===== Extracted entries

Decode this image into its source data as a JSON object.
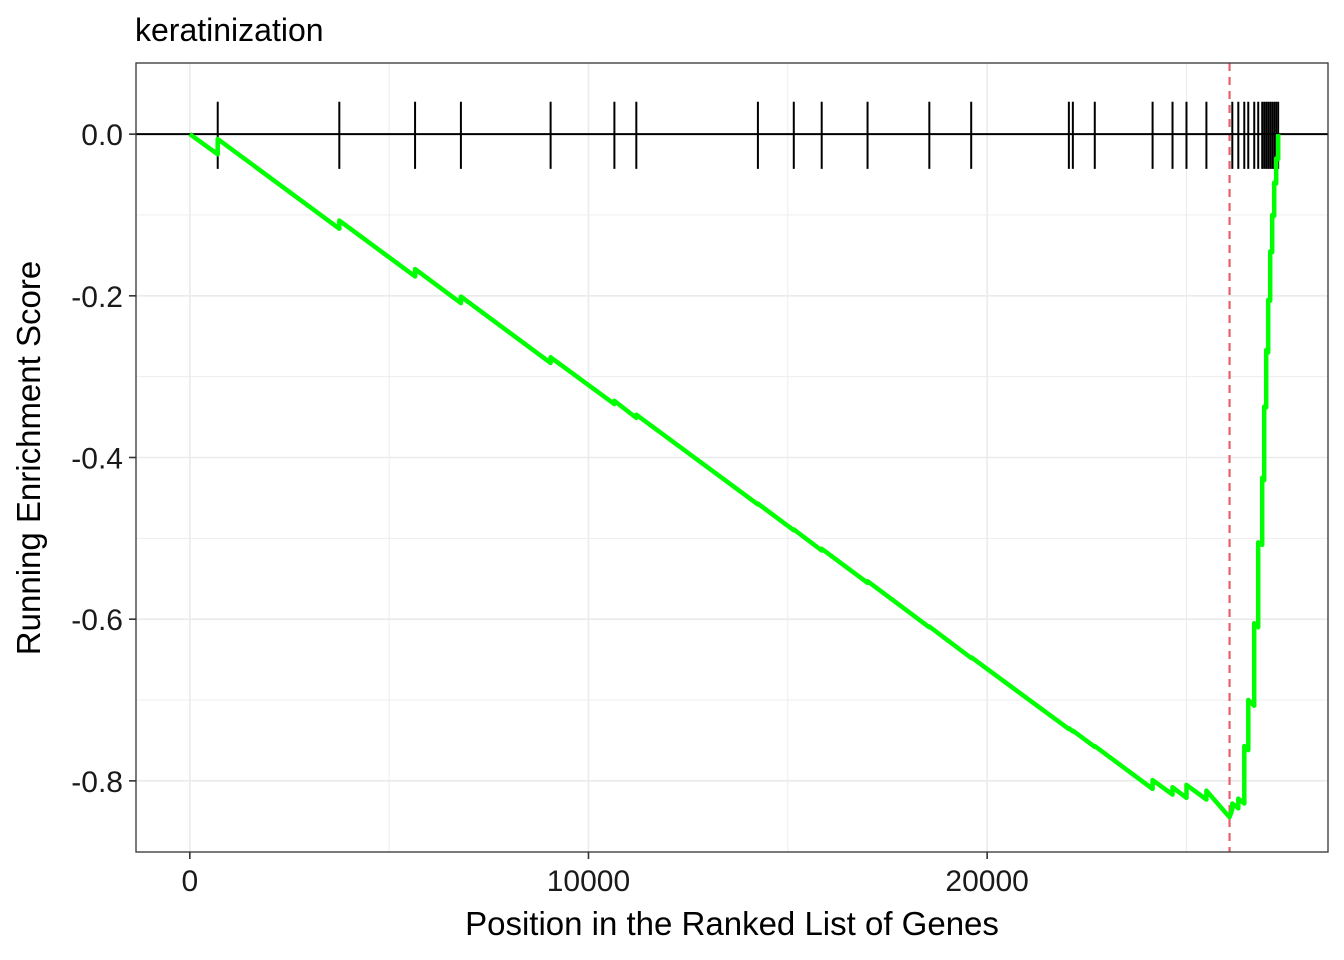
{
  "chart_data": {
    "type": "line",
    "title": "keratinization",
    "xlabel": "Position in the Ranked List of Genes",
    "ylabel": "Running Enrichment Score",
    "xlim": [
      -1350,
      28550
    ],
    "ylim": [
      -0.888,
      0.088
    ],
    "x_ticks": [
      0,
      10000,
      20000
    ],
    "x_tick_labels": [
      "0",
      "10000",
      "20000"
    ],
    "y_ticks": [
      0.0,
      -0.2,
      -0.4,
      -0.6,
      -0.8
    ],
    "y_tick_labels": [
      "0.0",
      "-0.2",
      "-0.4",
      "-0.6",
      "-0.8"
    ],
    "grid": true,
    "line_color": "#00ff00",
    "peak_line": {
      "x": 26080,
      "color": "#e8606a"
    },
    "hit_positions": [
      700,
      3750,
      5650,
      6800,
      9050,
      10650,
      11200,
      14250,
      15150,
      15850,
      17000,
      18550,
      19600,
      22050,
      22150,
      22700,
      24150,
      24650,
      25000,
      25500,
      26150,
      26300,
      26450,
      26550,
      26700,
      26800,
      26900,
      26950,
      27000,
      27050,
      27100,
      27150,
      27200,
      27250,
      27300
    ],
    "series": [
      {
        "x": [
          0,
          700,
          700,
          3750,
          3750,
          5650,
          5650,
          6800,
          6800,
          9050,
          9050,
          10650,
          10650,
          11200,
          11200,
          14250,
          14250,
          15150,
          15150,
          15850,
          15850,
          17000,
          17000,
          18550,
          18550,
          19600,
          19600,
          22050,
          22050,
          22150,
          22150,
          22700,
          22700,
          24150,
          24150,
          24650,
          24650,
          25000,
          25000,
          25500,
          25500,
          26080,
          26150,
          26150,
          26300,
          26300,
          26450,
          26450,
          26550,
          26550,
          26700,
          26700,
          26800,
          26800,
          26900,
          26900,
          26950,
          26950,
          27000,
          27000,
          27050,
          27050,
          27100,
          27100,
          27150,
          27150,
          27200,
          27200,
          27250,
          27250,
          27300,
          27300
        ],
        "y": [
          0.0,
          -0.025,
          -0.006,
          -0.117,
          -0.107,
          -0.176,
          -0.167,
          -0.209,
          -0.201,
          -0.283,
          -0.276,
          -0.334,
          -0.33,
          -0.351,
          -0.347,
          -0.458,
          -0.457,
          -0.49,
          -0.489,
          -0.515,
          -0.513,
          -0.555,
          -0.553,
          -0.61,
          -0.609,
          -0.648,
          -0.647,
          -0.736,
          -0.735,
          -0.739,
          -0.738,
          -0.758,
          -0.757,
          -0.81,
          -0.799,
          -0.817,
          -0.808,
          -0.821,
          -0.805,
          -0.823,
          -0.812,
          -0.845,
          -0.835,
          -0.828,
          -0.834,
          -0.822,
          -0.828,
          -0.757,
          -0.762,
          -0.7,
          -0.707,
          -0.605,
          -0.61,
          -0.505,
          -0.508,
          -0.425,
          -0.428,
          -0.337,
          -0.338,
          -0.267,
          -0.27,
          -0.205,
          -0.206,
          -0.145,
          -0.146,
          -0.1,
          -0.101,
          -0.06,
          -0.061,
          -0.03,
          -0.031,
          0.0
        ]
      }
    ]
  }
}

==========

**Problem requirements**
Reproduce every entry word for word, but omit the pictures.

**Exercise result**
Decode this image into its source data as a JSON object.
{
  "chart_data": {
    "type": "line",
    "title": "keratinization",
    "xlabel": "Position in the Ranked List of Genes",
    "ylabel": "Running Enrichment Score",
    "xlim": [
      -1350,
      28550
    ],
    "ylim": [
      -0.888,
      0.088
    ],
    "x_ticks": [
      0,
      10000,
      20000
    ],
    "x_tick_labels": [
      "0",
      "10000",
      "20000"
    ],
    "y_ticks": [
      0.0,
      -0.2,
      -0.4,
      -0.6,
      -0.8
    ],
    "y_tick_labels": [
      "0.0",
      "-0.2",
      "-0.4",
      "-0.6",
      "-0.8"
    ],
    "grid": true,
    "line_color": "#00ff00",
    "peak_line": {
      "x": 26080,
      "color": "#e8606a"
    },
    "hit_positions": [
      700,
      3750,
      5650,
      6800,
      9050,
      10650,
      11200,
      14250,
      15150,
      15850,
      17000,
      18550,
      19600,
      22050,
      22150,
      22700,
      24150,
      24650,
      25000,
      25500,
      26150,
      26300,
      26450,
      26550,
      26700,
      26800,
      26900,
      26950,
      27000,
      27050,
      27100,
      27150,
      27200,
      27250,
      27300
    ],
    "series": [
      {
        "x": [
          0,
          700,
          700,
          3750,
          3750,
          5650,
          5650,
          6800,
          6800,
          9050,
          9050,
          10650,
          10650,
          11200,
          11200,
          14250,
          14250,
          15150,
          15150,
          15850,
          15850,
          17000,
          17000,
          18550,
          18550,
          19600,
          19600,
          22050,
          22050,
          22150,
          22150,
          22700,
          22700,
          24150,
          24150,
          24650,
          24650,
          25000,
          25000,
          25500,
          25500,
          26080,
          26150,
          26150,
          26300,
          26300,
          26450,
          26450,
          26550,
          26550,
          26700,
          26700,
          26800,
          26800,
          26900,
          26900,
          26950,
          26950,
          27000,
          27000,
          27050,
          27050,
          27100,
          27100,
          27150,
          27150,
          27200,
          27200,
          27250,
          27250,
          27300,
          27300
        ],
        "y": [
          0.0,
          -0.025,
          -0.006,
          -0.117,
          -0.107,
          -0.176,
          -0.167,
          -0.209,
          -0.201,
          -0.283,
          -0.276,
          -0.334,
          -0.33,
          -0.351,
          -0.347,
          -0.458,
          -0.457,
          -0.49,
          -0.489,
          -0.515,
          -0.513,
          -0.555,
          -0.553,
          -0.61,
          -0.609,
          -0.648,
          -0.647,
          -0.736,
          -0.735,
          -0.739,
          -0.738,
          -0.758,
          -0.757,
          -0.81,
          -0.799,
          -0.817,
          -0.808,
          -0.821,
          -0.805,
          -0.823,
          -0.812,
          -0.845,
          -0.835,
          -0.828,
          -0.834,
          -0.822,
          -0.828,
          -0.757,
          -0.762,
          -0.7,
          -0.707,
          -0.605,
          -0.61,
          -0.505,
          -0.508,
          -0.425,
          -0.428,
          -0.337,
          -0.338,
          -0.267,
          -0.27,
          -0.205,
          -0.206,
          -0.145,
          -0.146,
          -0.1,
          -0.101,
          -0.06,
          -0.061,
          -0.03,
          -0.031,
          0.0
        ]
      }
    ]
  }
}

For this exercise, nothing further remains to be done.